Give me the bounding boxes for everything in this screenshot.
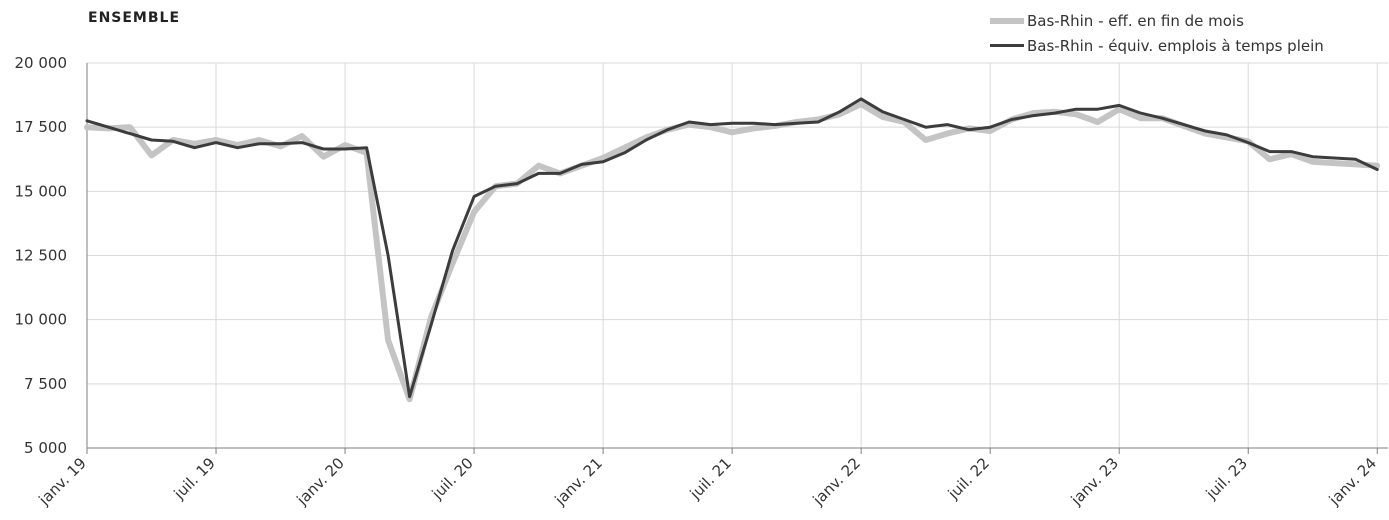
y-tick-label: 15 000 (15, 182, 68, 200)
y-tick-label: 20 000 (15, 54, 68, 72)
y-tick-label: 5 000 (24, 439, 67, 457)
y-tick-label: 10 000 (15, 311, 68, 329)
x-tick-label: janv. 21 (551, 454, 606, 509)
x-tick-label: janv. 19 (35, 454, 90, 509)
x-tick-label: juil. 22 (944, 454, 993, 503)
chart-title: ENSEMBLE (88, 10, 181, 26)
x-tick-label: juil. 20 (428, 454, 477, 503)
x-tick-label: janv. 23 (1067, 454, 1122, 509)
x-tick-label: janv. 20 (293, 454, 348, 509)
legend-item-eff: Bas-Rhin - eff. en fin de mois (990, 8, 1324, 33)
y-tick-label: 12 500 (15, 247, 68, 265)
x-tick-label: janv. 22 (809, 454, 864, 509)
legend-item-etp: Bas-Rhin - équiv. emplois à temps plein (990, 33, 1324, 58)
y-tick-label: 17 500 (15, 118, 68, 136)
x-tick-label: juil. 21 (686, 454, 735, 503)
series-line-etp (85, 97, 1379, 399)
legend-swatch-eff (990, 17, 1024, 24)
x-tick-label: juil. 19 (170, 454, 219, 503)
legend-swatch-etp (990, 44, 1024, 47)
x-tick-label: juil. 23 (1202, 454, 1251, 503)
y-tick-label: 7 500 (24, 375, 67, 393)
legend: Bas-Rhin - eff. en fin de mois Bas-Rhin … (990, 8, 1324, 58)
x-tick-label: janv. 24 (1325, 454, 1380, 509)
legend-label-eff: Bas-Rhin - eff. en fin de mois (1027, 11, 1244, 30)
legend-label-etp: Bas-Rhin - équiv. emplois à temps plein (1027, 36, 1324, 55)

---------------

• _WHAT NEEDS TO BE DONE_: Please lay out the lines as a Markdown table with the columns Row and Line, starting at the one containing "y-tick-label: 15 000 (15, 182, 68, 200)" and ending at the final line. Number each row and leave out any blank lines.

• _RESPONSE_:
| Row | Line |
|---|---|
| 1 | y-tick-label: 15 000 (15, 182, 68, 200) |
| 2 | y-tick-label: 20 000 (15, 54, 68, 72) |
| 3 | y-tick-label: 5 000 (24, 439, 67, 457) |
| 4 | y-tick-label: 10 000 (15, 311, 68, 329) |
| 5 | x-tick-label: janv. 21 (551, 454, 606, 509) |
| 6 | x-tick-label: janv. 19 (35, 454, 90, 509) |
| 7 | x-tick-label: juil. 22 (944, 454, 993, 503) |
| 8 | chart-title: ENSEMBLE (88, 10, 181, 26) |
| 9 | x-tick-label: juil. 20 (428, 454, 477, 503) |
| 10 | x-tick-label: janv. 23 (1067, 454, 1122, 509) |
| 11 | x-tick-label: janv. 20 (293, 454, 348, 509) |
| 12 | legend-item-eff: Bas-Rhin - eff. en fin de mois (990, 8, 1324, 33) |
| 13 | y-tick-label: 12 500 (15, 247, 68, 265) |
| 14 | x-tick-label: janv. 22 (809, 454, 864, 509) |
| 15 | legend-item-etp: Bas-Rhin - équiv. emplois à temps plein (990, 33, 1324, 58) |
| 16 | y-tick-label: 17 500 (15, 118, 68, 136) |
| 17 | x-tick-label: juil. 21 (686, 454, 735, 503) |
| 18 | series-line-etp (85, 97, 1379, 399) |
| 19 | legend-swatch-eff (990, 17, 1024, 24) |
| 20 | x-tick-label: juil. 19 (170, 454, 219, 503) |
| 21 | legend-swatch-etp (990, 44, 1024, 47) |
| 22 | x-tick-label: juil. 23 (1202, 454, 1251, 503) |
| 23 | y-tick-label: 7 500 (24, 375, 67, 393) |
| 24 | legend: Bas-Rhin - eff. en fin de mois Bas-Rhin … (990, 8, 1324, 58) |
| 25 | x-tick-label: janv. 24 (1325, 454, 1380, 509) |
| 26 | legend-label-eff: Bas-Rhin - eff. en fin de mois (1027, 11, 1244, 30) |
| 27 | legend-label-etp: Bas-Rhin - équiv. emplois à temps plein (1027, 36, 1324, 55) |